━━ Data for this task

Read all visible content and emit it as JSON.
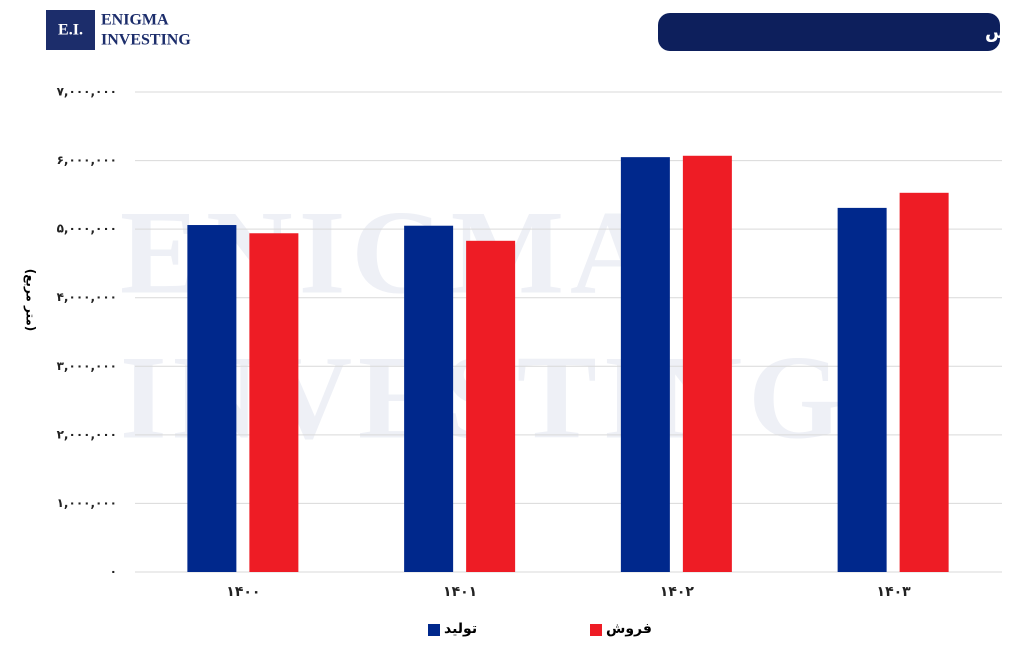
{
  "logo": {
    "mark": "E.I.",
    "line1": "Enigma",
    "line2": "Investing"
  },
  "chart_data": {
    "type": "bar",
    "title": "مقایسه فروش و تولید کپارس",
    "y_label": "(متر مربع)",
    "categories": [
      "۱۴۰۰",
      "۱۴۰۱",
      "۱۴۰۲",
      "۱۴۰۳"
    ],
    "series": [
      {
        "name": "تولید",
        "color": "#00288c",
        "values": [
          5060000,
          5050000,
          6050000,
          5310000
        ]
      },
      {
        "name": "فروش",
        "color": "#ee1c25",
        "values": [
          4940000,
          4830000,
          6070000,
          5530000
        ]
      }
    ],
    "ylim": [
      0,
      7000000
    ],
    "yticks": [
      {
        "value": 0,
        "label": "۰"
      },
      {
        "value": 1000000,
        "label": "۱,۰۰۰,۰۰۰"
      },
      {
        "value": 2000000,
        "label": "۲,۰۰۰,۰۰۰"
      },
      {
        "value": 3000000,
        "label": "۳,۰۰۰,۰۰۰"
      },
      {
        "value": 4000000,
        "label": "۴,۰۰۰,۰۰۰"
      },
      {
        "value": 5000000,
        "label": "۵,۰۰۰,۰۰۰"
      },
      {
        "value": 6000000,
        "label": "۶,۰۰۰,۰۰۰"
      },
      {
        "value": 7000000,
        "label": "۷,۰۰۰,۰۰۰"
      }
    ],
    "grid": true
  }
}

━━━━

The problem >> Copy each line holding the word "فروش" from the listing above.

Finished answer >>
    "title": "مقایسه فروش و تولید کپارس",
        "name": "فروش",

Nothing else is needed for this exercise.